■ **PROBLEM DESCRIPTION**: Show all lines holding the string "选择正确答案".

■ **ENTRIES**:
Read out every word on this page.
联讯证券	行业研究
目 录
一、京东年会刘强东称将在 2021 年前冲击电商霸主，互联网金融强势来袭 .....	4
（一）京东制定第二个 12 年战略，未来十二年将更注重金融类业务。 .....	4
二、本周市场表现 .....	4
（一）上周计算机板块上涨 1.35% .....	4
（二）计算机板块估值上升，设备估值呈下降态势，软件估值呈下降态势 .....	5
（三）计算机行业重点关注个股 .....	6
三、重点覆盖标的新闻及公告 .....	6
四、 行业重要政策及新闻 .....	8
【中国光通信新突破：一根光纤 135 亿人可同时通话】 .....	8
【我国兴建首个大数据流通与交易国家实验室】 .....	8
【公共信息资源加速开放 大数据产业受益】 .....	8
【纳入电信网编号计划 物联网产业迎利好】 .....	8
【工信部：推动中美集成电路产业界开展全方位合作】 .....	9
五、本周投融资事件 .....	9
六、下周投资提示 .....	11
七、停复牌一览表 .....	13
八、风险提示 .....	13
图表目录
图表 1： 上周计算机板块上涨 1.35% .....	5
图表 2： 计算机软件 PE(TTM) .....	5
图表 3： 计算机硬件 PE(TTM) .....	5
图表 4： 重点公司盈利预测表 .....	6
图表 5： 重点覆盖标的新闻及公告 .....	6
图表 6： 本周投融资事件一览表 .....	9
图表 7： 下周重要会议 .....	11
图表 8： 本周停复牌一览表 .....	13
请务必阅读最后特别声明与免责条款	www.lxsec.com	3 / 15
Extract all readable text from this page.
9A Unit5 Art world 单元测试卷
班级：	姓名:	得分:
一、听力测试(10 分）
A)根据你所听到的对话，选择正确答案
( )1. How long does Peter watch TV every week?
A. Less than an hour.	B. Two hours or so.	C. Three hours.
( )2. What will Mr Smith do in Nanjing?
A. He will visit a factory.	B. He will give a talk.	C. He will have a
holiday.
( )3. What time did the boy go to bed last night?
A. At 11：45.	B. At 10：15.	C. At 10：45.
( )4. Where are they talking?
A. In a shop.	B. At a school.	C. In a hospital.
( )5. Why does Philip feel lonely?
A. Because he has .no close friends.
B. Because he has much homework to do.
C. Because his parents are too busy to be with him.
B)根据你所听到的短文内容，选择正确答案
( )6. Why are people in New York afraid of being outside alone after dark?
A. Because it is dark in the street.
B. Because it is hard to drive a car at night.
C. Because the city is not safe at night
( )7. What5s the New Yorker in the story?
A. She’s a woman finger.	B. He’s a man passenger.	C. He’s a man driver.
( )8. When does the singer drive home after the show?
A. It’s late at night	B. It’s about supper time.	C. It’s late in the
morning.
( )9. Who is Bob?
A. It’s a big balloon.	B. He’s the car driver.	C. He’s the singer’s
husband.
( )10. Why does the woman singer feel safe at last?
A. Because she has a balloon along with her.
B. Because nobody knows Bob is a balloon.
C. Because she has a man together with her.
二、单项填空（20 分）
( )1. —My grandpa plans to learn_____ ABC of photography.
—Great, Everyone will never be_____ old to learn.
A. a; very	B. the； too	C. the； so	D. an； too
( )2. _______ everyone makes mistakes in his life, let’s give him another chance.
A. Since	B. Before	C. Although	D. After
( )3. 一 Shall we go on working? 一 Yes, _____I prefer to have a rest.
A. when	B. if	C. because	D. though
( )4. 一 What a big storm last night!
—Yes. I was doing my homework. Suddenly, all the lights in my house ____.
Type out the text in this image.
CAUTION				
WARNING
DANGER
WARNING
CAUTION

--

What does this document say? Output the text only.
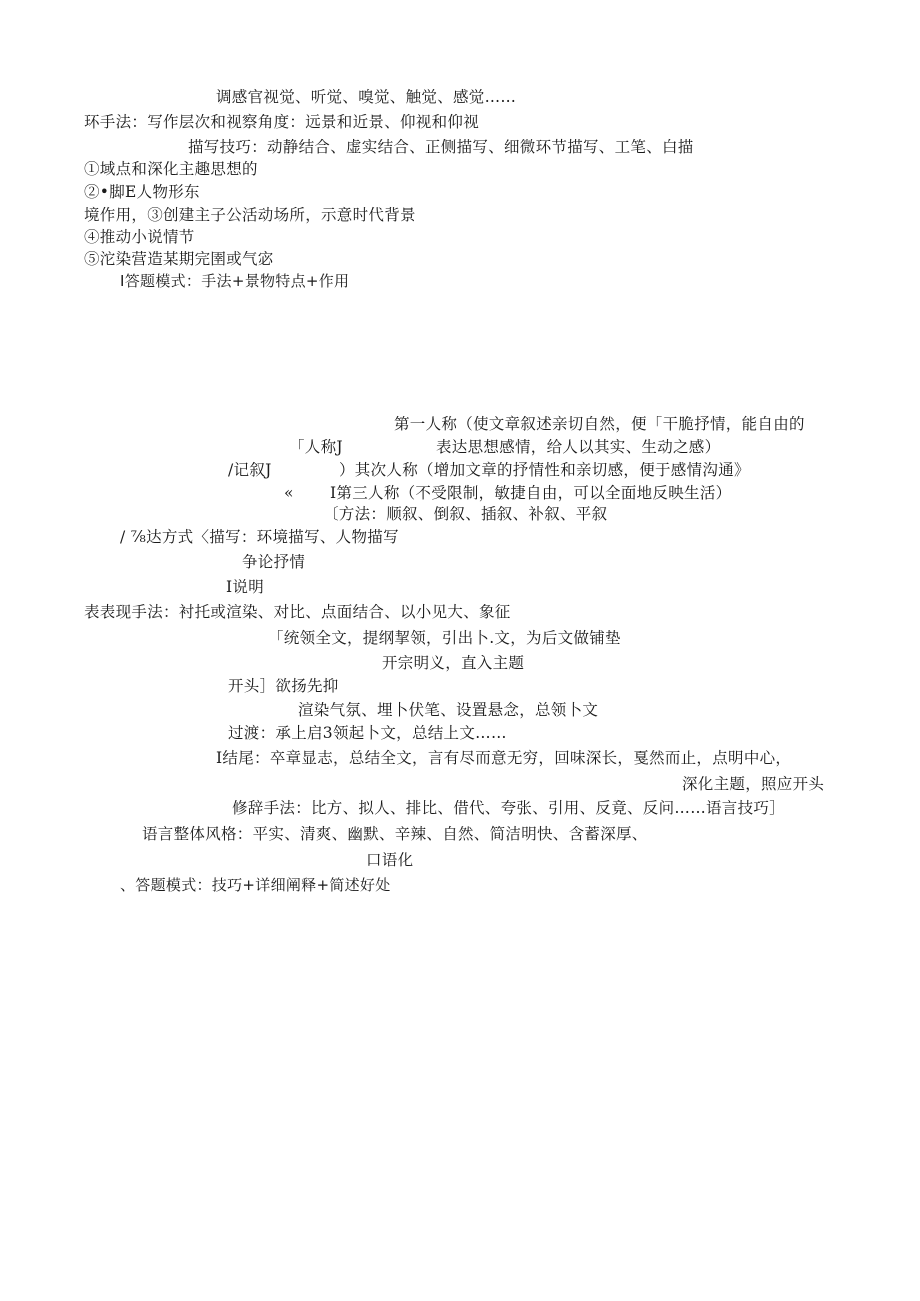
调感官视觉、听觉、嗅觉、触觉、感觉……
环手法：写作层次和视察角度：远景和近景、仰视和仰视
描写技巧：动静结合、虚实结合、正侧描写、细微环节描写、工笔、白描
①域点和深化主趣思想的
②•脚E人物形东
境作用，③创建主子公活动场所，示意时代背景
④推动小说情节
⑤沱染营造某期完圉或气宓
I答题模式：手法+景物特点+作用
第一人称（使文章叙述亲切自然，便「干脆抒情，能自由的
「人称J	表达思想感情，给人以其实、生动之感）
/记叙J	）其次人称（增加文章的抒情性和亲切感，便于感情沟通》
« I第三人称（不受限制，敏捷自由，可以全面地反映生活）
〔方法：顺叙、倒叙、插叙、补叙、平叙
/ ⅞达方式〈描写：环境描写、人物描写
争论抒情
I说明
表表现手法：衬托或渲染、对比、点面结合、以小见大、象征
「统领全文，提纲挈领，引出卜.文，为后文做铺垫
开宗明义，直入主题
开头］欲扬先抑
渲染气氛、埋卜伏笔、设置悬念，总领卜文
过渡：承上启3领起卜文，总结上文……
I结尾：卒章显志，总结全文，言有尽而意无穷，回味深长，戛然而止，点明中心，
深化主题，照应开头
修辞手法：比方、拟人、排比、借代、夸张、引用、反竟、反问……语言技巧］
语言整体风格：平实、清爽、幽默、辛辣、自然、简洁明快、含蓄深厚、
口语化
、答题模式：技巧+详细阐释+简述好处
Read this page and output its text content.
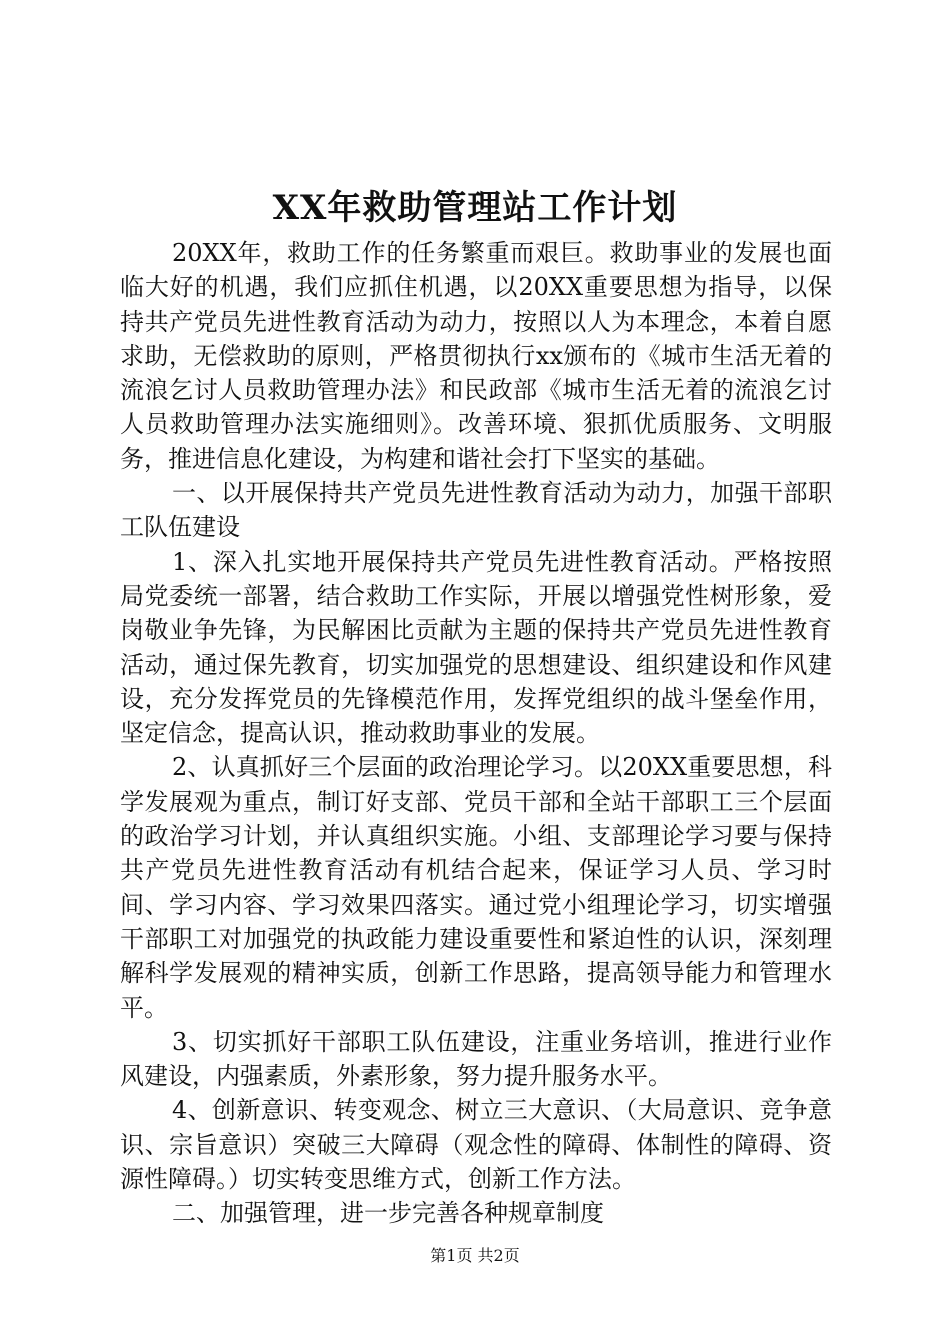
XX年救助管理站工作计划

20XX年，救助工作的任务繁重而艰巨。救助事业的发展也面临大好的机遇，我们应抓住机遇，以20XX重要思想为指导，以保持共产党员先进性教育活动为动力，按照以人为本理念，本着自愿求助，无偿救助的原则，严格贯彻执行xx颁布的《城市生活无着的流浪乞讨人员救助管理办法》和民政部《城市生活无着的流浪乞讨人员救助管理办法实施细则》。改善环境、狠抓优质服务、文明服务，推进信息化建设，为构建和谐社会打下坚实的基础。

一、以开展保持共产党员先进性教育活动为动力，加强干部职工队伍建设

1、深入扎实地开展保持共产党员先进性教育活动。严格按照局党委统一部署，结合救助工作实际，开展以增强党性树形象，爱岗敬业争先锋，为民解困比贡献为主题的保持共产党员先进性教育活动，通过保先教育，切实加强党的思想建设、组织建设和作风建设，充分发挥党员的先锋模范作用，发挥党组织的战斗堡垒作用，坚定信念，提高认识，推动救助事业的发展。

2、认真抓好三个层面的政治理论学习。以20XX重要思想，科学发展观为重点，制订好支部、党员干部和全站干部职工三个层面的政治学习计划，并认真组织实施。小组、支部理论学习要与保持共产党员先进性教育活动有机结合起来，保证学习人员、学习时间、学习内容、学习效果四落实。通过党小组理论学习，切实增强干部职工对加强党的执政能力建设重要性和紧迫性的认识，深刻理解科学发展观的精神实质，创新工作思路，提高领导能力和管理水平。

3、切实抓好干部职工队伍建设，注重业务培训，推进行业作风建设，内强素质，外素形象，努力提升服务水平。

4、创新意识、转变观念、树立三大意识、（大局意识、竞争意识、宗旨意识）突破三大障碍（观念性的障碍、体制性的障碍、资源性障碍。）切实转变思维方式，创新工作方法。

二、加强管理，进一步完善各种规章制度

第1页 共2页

■ **FINAL RESULT**:
A)根据你所听到的对话，选择正确答案
B)根据你所听到的短文内容，选择正确答案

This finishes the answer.